→ **PROBLEMS TO WORK ON**
**a.** Give each username shown in the forum thread below on Age of Mythology multiplayer problems, along with the date printed beside it.
**b.** Carry on the forum thread about Age of Mythology multiplayer problems, picking up at the point where it stops.
BEGIN PASSAGE SHOWN
# Age of Mythology Multiplayer Problems



## theruler (Jul 24, 2007)

I recently got a new computer with Windows Vista, and today when I went to play multiplayer on AoM I got this error message when I tried to connect "Unable to connect to UDP port 2300..." blah blah blah.

I checked my firewall and stuff - everything seemed okay. I used google and found a few sites that offered some tips to fix the problem - none of them worked. Anybody have any clue what to do?...It works just fine on my brother's computer.


----------



## pharoah (Aug 28, 2006)

alot of older games are going to rely on the publisher releasing a patch.because vista uses a different ip protocol than xp.i have older games that wont work either online.


----------



## netherfoam (Apr 5, 2008)
END PASSAGE SHOWN
BEGIN RECORDS SUPPLIED
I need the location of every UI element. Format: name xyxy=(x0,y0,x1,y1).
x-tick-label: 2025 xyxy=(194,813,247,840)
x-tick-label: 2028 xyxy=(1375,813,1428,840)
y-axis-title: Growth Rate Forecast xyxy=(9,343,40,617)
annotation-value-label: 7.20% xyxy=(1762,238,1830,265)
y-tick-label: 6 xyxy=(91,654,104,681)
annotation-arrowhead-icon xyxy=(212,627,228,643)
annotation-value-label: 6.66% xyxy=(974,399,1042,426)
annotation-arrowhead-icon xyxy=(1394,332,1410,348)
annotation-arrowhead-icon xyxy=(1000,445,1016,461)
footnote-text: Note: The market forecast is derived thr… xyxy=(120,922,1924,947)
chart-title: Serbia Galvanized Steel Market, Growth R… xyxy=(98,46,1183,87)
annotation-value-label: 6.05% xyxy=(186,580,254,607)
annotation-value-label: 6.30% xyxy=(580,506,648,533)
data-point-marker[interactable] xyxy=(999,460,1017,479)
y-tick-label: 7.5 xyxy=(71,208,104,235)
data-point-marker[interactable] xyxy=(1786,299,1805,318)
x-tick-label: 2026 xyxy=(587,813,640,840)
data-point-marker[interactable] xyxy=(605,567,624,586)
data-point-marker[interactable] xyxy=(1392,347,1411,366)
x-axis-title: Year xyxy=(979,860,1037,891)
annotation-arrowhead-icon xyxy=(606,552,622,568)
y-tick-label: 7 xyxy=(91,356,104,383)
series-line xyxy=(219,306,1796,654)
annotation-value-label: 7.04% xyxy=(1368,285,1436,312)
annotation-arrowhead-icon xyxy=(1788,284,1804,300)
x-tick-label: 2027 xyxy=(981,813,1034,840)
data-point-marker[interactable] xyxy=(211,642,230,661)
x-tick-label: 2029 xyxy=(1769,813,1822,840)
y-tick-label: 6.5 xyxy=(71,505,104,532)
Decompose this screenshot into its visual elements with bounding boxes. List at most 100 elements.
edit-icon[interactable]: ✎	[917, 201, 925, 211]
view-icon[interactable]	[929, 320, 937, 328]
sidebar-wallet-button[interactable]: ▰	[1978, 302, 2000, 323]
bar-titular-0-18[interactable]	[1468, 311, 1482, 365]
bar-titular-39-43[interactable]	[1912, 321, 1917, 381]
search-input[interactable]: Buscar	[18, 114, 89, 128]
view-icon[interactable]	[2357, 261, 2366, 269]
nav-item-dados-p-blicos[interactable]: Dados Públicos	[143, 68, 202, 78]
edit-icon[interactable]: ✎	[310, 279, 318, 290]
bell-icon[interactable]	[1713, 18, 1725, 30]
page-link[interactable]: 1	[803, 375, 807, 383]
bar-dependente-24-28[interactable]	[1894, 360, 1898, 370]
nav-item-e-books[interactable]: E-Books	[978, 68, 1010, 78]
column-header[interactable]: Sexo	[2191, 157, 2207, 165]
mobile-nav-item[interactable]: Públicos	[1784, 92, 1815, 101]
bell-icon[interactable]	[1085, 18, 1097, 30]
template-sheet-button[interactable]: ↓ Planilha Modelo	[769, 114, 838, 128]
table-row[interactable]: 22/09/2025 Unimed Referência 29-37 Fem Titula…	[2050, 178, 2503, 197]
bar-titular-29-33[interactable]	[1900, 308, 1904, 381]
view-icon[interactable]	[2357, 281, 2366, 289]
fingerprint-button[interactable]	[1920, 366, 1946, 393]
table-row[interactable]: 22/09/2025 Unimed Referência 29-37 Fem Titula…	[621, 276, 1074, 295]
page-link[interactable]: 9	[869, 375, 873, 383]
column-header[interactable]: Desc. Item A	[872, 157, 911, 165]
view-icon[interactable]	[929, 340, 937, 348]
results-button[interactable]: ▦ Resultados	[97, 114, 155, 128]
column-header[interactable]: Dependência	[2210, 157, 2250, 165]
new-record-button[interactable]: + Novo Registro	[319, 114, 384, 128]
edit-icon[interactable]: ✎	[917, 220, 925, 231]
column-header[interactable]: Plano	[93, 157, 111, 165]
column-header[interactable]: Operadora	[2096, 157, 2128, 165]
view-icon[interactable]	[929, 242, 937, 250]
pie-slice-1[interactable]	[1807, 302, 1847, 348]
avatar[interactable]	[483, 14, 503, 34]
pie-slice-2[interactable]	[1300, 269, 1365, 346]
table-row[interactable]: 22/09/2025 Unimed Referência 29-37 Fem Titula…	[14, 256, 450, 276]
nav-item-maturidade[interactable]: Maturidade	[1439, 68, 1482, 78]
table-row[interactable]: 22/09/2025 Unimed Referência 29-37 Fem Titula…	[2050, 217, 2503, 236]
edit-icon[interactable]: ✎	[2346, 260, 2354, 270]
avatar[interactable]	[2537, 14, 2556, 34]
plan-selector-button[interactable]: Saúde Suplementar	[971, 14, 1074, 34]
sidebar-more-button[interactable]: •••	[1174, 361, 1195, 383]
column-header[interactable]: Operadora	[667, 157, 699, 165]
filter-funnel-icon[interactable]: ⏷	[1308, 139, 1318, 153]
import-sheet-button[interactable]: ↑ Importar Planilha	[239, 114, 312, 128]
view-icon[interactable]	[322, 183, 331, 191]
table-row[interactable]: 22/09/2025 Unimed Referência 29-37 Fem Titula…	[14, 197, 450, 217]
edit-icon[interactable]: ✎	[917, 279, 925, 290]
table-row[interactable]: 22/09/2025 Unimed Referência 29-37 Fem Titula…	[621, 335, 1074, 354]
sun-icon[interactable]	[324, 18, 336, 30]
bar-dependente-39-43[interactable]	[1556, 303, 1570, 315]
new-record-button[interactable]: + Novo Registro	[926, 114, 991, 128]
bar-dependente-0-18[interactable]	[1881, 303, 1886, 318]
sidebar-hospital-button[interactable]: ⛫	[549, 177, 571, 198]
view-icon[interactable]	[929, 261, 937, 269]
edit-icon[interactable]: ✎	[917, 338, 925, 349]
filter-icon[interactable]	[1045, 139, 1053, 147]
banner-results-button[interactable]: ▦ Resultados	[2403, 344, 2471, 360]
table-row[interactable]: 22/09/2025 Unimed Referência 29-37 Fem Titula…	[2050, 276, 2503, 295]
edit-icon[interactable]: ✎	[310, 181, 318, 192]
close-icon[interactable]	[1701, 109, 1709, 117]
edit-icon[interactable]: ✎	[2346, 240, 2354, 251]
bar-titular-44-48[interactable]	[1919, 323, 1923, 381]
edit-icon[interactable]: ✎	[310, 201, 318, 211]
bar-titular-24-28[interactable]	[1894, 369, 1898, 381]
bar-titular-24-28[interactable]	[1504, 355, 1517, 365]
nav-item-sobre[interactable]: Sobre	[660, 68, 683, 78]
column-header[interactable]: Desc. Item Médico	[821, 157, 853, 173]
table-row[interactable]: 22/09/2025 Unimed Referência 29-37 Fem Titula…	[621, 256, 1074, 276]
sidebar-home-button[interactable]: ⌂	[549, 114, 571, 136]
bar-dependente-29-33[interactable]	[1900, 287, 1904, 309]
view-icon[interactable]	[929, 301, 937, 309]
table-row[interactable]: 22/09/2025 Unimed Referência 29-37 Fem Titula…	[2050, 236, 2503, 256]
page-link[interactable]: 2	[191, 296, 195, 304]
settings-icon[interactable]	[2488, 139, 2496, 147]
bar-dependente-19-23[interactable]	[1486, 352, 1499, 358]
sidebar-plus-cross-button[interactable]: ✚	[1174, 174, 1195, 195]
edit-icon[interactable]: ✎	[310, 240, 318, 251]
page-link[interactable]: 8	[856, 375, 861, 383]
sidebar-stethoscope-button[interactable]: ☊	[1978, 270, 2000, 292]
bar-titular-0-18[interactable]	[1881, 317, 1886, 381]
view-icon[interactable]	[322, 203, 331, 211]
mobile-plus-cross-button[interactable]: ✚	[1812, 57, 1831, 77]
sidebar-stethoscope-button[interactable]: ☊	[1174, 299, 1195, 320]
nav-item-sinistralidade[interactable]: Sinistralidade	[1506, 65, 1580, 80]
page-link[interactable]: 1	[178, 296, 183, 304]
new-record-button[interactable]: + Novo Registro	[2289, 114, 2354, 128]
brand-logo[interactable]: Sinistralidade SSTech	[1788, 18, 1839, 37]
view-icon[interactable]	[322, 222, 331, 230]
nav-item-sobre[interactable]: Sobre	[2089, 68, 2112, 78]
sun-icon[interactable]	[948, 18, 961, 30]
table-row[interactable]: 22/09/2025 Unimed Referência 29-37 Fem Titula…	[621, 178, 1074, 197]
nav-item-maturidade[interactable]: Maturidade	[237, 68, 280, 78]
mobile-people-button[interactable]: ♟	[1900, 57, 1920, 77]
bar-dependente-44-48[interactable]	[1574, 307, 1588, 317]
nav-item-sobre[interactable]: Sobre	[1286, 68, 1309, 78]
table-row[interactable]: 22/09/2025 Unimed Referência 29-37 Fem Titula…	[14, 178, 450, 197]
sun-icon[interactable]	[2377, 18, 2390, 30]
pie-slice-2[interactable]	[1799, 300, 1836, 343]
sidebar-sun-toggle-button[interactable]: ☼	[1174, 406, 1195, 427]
END RECORDS SUPPLIED
→ **OUTPUTS**
**a.**
theruler (Jul 24, 2007)
pharoah (Aug 28, 2006)
netherfoam (Apr 5, 2008)

**b.**
right click on AOM shortcut, go properties, go compatibility tab, select to run it in compatibility mode as your previous comps system, go further down and tick run as admin. then click apply and okay. Should get you past cannot connect due to udp port 2300 or whatever in multiplayer (altho i am having problems connecting to games hosted with 3+ players)


----------



## Any751 (Nov 7, 2009)

I did as netherfoam did and it was about to work but it said my CD key is not validated and to w8. I w8ed but it did the same thing y?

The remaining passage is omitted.